<<<<
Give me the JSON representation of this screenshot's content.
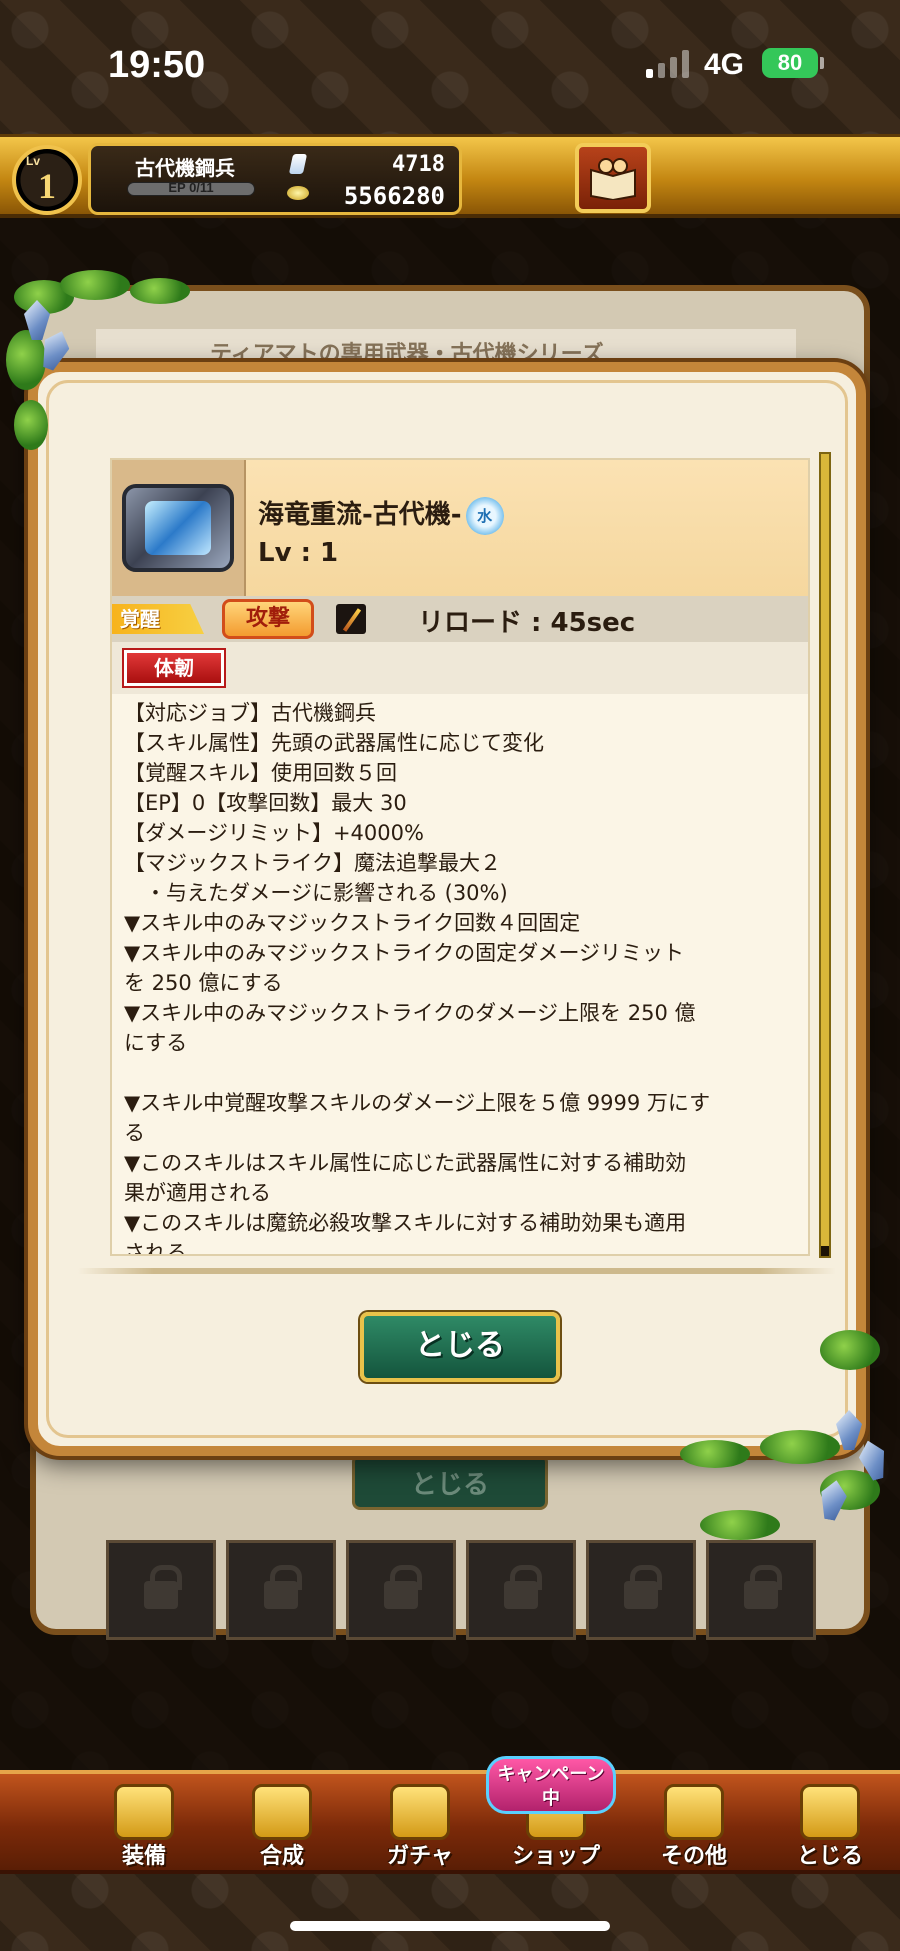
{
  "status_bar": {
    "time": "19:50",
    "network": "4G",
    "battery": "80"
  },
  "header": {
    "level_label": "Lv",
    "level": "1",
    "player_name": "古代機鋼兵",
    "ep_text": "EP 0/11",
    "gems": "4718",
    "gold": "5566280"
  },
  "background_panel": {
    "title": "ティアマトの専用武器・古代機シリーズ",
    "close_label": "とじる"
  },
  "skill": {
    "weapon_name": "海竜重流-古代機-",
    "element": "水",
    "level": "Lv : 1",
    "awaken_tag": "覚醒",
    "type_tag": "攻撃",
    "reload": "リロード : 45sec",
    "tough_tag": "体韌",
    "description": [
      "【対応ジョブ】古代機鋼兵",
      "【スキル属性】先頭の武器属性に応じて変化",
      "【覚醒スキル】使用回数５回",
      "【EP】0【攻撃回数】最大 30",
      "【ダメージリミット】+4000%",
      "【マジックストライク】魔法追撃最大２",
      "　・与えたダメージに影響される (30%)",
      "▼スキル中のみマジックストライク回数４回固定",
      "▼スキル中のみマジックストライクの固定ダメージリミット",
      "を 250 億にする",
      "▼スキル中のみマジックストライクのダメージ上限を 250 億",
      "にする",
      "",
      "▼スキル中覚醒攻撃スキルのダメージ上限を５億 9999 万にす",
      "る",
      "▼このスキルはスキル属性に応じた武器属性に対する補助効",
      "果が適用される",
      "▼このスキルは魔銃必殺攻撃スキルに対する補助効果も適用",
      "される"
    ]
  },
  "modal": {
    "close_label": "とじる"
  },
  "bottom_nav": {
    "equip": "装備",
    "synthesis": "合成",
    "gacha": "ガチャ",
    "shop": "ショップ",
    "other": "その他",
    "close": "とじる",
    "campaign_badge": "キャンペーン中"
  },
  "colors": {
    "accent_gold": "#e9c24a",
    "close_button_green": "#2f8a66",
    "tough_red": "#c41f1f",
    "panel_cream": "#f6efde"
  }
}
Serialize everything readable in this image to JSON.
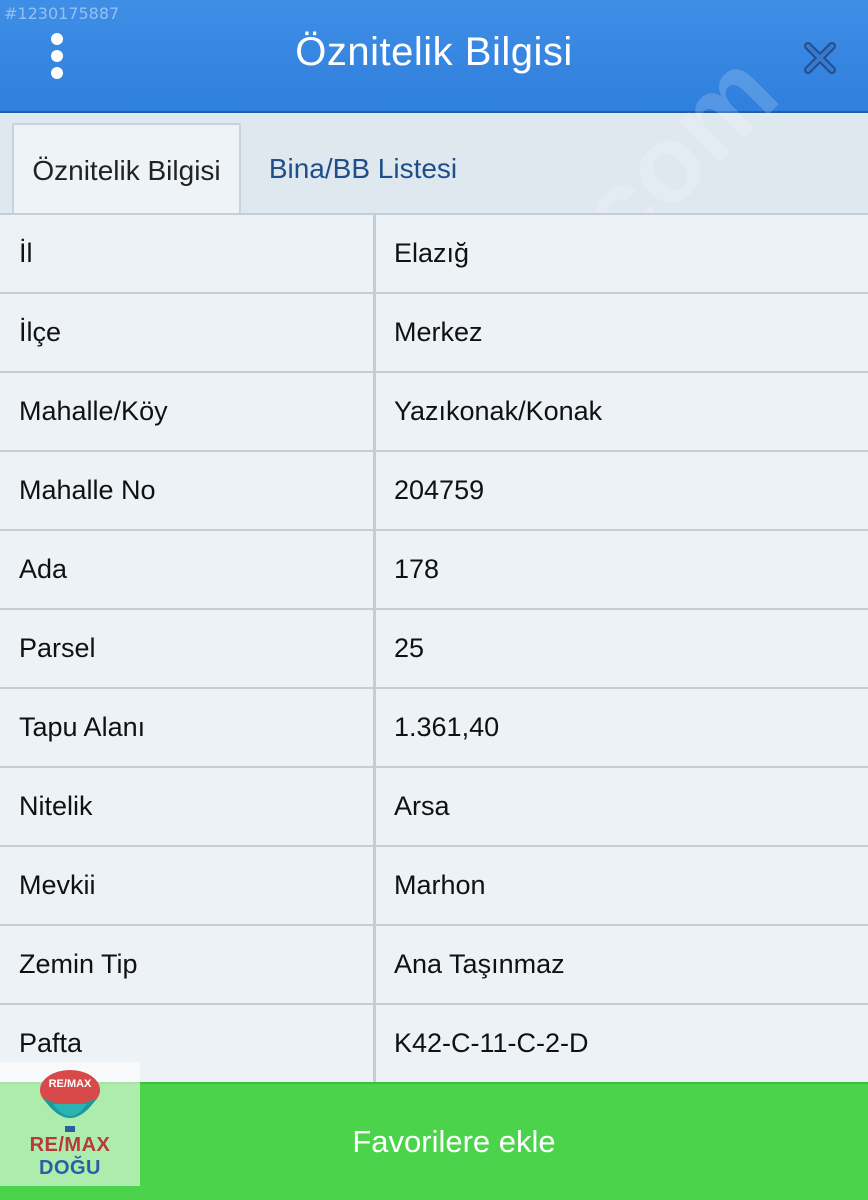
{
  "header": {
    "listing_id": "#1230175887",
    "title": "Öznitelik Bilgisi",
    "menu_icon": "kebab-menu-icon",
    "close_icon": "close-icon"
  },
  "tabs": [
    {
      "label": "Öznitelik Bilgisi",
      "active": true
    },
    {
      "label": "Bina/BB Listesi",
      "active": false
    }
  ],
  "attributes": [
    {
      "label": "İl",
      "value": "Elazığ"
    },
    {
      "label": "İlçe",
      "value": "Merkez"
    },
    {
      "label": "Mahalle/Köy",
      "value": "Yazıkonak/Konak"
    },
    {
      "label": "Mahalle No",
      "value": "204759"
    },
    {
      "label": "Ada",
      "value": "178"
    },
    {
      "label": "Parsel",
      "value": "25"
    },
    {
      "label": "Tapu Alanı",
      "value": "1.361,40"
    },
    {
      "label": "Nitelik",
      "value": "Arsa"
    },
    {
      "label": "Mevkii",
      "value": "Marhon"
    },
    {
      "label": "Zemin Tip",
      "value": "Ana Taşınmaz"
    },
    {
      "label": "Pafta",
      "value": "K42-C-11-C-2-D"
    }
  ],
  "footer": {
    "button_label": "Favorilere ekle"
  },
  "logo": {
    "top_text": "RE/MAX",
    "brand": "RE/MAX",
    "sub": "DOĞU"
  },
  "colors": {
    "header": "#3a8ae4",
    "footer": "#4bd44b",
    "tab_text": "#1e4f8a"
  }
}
>>>>
AIM OF THE EXERCISE:
Find the string "icon" in the records, then copy each line where it occurs.

SOLUTION FOR THIS TASK:
    "menu_icon": "kebab-menu-icon",
    "close_icon": "close-icon"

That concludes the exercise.